* _Textauszug_:
- - -

Böhmermann verliert Eilverfahren im „Honig-Streit“
Jan Böhmermanns gerichtlicher Streit mit dem Imker Rico Heinzig wegen Verletzung seines Persönlichkeitsrechts ging auch in der zweiten Runde an den Imker.
Dieser hatte Böhmermanns Namen und dessen Bild benutzt, um eine bestimmte Sorte seines Honigs anzupreisen, ohne den Moderator davon in Kenntnis zu setzen. Böhmermann wollte sich dies nicht gefallen lassen, übersandte eine Unterlassungsaufforderung und beantragte den Erlass einer einstweiligen Verfügung.
Konkret bewarb der Imker auf seiner Internetseite den dort zu kaufenden „beewashing Honey“ als „Böhmermann-Honig“. Außerdem nutzte er einen Aufsteller mit dem Bildnis Böhmermanns in Kombination mit einer Abbildung seines Honigs an einem Verkaufsstand in einem Dresdner Supermarkt. Zusätzlich zierte die Aufschrift „führender Bienen- und Käferexperte empfiehlt“ den Aufsteller.
Hintergrund dieser zwei Kampagnen war ein Beitrag in der Show des TV-Moderators im November 2023 über das sogenannte „Beewashing“. Dort kritisierte er, dass Imkereien Bienenstöcke an Unternehmen vermieten, damit diese sich selbst als umweltfreundlich und nachhaltig darstellen können, laut Böhmermann ist das ein Sonderfall des „Greenwashings“. Im Rahmen der Sendung wurde unter anderem auch die Imkerei des Herrn Heinzig genannt und dessen Bild gezeigt – ebenfalls ungefragt.
Nunmehr hatte das Oberlandesgericht über das Eilverfahren in zweiter Instanz zu entscheiden. Bereits das Landgericht Dresden hatte in der Sache dem Imker Recht gegeben. Das Gericht sah keine Ansprüche auf Unterlassung wegen Verletzung des Rechts am eigenen Namen und des Rechts am eigenen Bild gegeben. Das Oberlandesgericht bestätigte diese Bewertung.

- - -

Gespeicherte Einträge

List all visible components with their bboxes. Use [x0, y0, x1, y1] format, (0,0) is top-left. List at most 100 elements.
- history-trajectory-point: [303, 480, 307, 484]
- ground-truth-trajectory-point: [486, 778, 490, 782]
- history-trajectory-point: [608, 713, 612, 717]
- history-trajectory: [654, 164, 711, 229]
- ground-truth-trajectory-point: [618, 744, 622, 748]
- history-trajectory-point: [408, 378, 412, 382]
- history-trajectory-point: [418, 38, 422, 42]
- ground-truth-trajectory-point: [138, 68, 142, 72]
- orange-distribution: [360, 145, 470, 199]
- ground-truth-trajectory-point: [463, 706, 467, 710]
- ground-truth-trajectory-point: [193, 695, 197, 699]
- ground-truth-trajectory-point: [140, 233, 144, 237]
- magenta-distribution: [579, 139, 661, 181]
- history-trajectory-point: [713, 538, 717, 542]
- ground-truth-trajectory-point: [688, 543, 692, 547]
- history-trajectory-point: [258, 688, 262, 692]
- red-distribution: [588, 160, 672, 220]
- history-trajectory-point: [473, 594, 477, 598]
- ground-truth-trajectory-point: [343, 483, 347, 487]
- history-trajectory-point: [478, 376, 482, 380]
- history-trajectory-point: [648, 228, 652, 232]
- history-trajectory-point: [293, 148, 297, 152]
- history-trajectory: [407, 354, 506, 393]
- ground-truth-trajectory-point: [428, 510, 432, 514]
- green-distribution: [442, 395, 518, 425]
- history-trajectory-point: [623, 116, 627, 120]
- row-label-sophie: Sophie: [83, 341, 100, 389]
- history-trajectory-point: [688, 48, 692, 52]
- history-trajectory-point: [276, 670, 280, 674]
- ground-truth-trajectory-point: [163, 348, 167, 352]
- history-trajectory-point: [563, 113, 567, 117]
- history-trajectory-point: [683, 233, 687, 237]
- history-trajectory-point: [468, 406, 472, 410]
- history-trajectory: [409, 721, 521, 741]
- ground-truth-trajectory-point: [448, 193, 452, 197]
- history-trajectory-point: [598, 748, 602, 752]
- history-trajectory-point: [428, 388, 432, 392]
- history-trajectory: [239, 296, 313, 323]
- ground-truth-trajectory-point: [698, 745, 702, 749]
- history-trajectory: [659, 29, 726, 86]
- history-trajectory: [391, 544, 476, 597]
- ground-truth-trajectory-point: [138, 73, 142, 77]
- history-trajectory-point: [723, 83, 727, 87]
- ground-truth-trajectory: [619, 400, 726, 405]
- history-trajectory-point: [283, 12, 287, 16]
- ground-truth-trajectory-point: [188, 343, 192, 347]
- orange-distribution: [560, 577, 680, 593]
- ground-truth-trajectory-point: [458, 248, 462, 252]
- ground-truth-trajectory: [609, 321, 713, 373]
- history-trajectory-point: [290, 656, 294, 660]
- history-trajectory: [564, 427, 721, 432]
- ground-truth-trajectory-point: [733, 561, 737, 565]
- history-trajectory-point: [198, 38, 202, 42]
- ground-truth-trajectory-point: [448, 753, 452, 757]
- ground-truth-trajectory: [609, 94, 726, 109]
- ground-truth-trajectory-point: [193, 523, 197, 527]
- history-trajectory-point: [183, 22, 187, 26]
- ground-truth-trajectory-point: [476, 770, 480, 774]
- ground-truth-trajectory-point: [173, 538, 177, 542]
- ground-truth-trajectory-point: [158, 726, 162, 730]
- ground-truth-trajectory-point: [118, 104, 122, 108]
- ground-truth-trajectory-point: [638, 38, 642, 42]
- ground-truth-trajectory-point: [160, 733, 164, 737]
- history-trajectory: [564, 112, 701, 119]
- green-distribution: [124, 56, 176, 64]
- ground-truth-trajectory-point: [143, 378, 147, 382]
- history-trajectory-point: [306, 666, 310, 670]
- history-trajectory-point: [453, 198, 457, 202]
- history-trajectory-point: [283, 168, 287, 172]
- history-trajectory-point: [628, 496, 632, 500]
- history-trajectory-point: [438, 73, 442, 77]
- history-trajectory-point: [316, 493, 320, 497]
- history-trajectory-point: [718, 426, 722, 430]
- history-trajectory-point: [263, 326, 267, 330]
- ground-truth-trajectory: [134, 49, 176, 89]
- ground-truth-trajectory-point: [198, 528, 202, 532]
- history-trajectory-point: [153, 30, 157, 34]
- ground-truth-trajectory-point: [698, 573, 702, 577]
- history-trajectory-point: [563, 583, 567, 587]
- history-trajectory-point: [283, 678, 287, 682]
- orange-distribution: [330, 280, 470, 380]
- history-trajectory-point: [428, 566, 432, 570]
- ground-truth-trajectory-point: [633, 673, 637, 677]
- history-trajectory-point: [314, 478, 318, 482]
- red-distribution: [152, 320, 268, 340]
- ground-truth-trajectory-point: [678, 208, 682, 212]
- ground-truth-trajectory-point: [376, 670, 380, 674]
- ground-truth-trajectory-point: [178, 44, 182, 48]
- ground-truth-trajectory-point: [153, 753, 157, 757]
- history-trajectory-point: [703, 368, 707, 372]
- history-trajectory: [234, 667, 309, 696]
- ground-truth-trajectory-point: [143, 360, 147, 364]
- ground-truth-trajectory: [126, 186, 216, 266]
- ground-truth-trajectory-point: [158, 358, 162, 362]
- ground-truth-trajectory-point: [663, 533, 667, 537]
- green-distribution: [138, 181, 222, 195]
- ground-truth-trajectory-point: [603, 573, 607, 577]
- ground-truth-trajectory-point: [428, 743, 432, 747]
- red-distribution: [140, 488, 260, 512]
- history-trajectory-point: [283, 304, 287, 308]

- - -

* _Aufgaben_:
**1)** Gib aus dem Text zum Honig-Streit die Stelle von „Böhmermann verliert Eilverfahren“ bis einschließlich „einer einstweiligen Verfügung.“ wortgetreu aus.
**2)** Schreib den Text zum Honig-Streit im Anschluss an seinen letzten Satz weiter.
Die Datensätze stehen in keinem Zusammenhang mit dem Text zum Honig-Streit.

* _Antworten je Aufgabe_:
**1)**
Böhmermann verliert Eilverfahren im „Honig-Streit“
Jan Böhmermanns gerichtlicher Streit mit dem Imker Rico Heinzig wegen Verletzung seines Persönlichkeitsrechts ging auch in der zweiten Runde an den Imker.
Dieser hatte Böhmermanns Namen und dessen Bild benutzt, um eine bestimmte Sorte seines Honigs anzupreisen, ohne den Moderator davon in Kenntnis zu setzen. Böhmermann wollte sich dies nicht gefallen lassen, übersandte eine Unterlassungsaufforderung und beantragte den Erlass einer einstweiligen Verfügung.

**2)**
Böhmermanns Seite sah in dem Urteil des Landgerichts Dresden nicht genügend gewürdigt, dass das Ziel der Sendung mit Beteiligung von Heinzig und seinem Unternehmen nicht die Bloßstellung von Heinzig sein sollte. Vielmehr hätte man nur einen weit verbreiteten Irrtum aufdecken wollen. Die Reaktion des Imkers wäre somit überzogen gewesen. Einer Persönlichkeitsverletzung hätte es nicht bedurft. Auch die Satire sei nicht als solche klar erkennbar gewesen und würde vielmehr nur für Verwirrung sorgen.
Eines der Kernelemente der gerichtlichen Entscheidungen war die Einordnung der Verwendung des Bildes von Böhmermann auf dem Aufsteller des Imkers als Bildnis der Zeitgeschichte und das Vorliegen eines öffentlichen Informationsinteresses. Anknüpfungspunkt für ein Ereignis der Zeitgeschichte war hier das „Beewashing“, welches Böhmermann durch seinen Sendungsbeitrag in den Fokus der Öffentlichkeit gerückt habe. Beide Gerichte bejahten daher aufgrund des öffentlichen Interesses an möglichen Verfehlungen von Unternehmen im Hinblick auf die Aufbesserung ihres Images ein Ereignis der Zeitgeschichte. Die Reichweite der Sendung Böhmermanns genüge, um ein Nischenthema in den Fokus der allgemeinen Öffentlichkeit zu rücken.
Das Oberlandesgericht Dresden sah in dem Aufsteller zusätzlich eine kritische Auseinandersetzung mit der Art der Berichterstattung Böhmermanns. Böhmermanns kritisch-satirisches Sendungskonzept wurde ihm hier also zum Verhängnis.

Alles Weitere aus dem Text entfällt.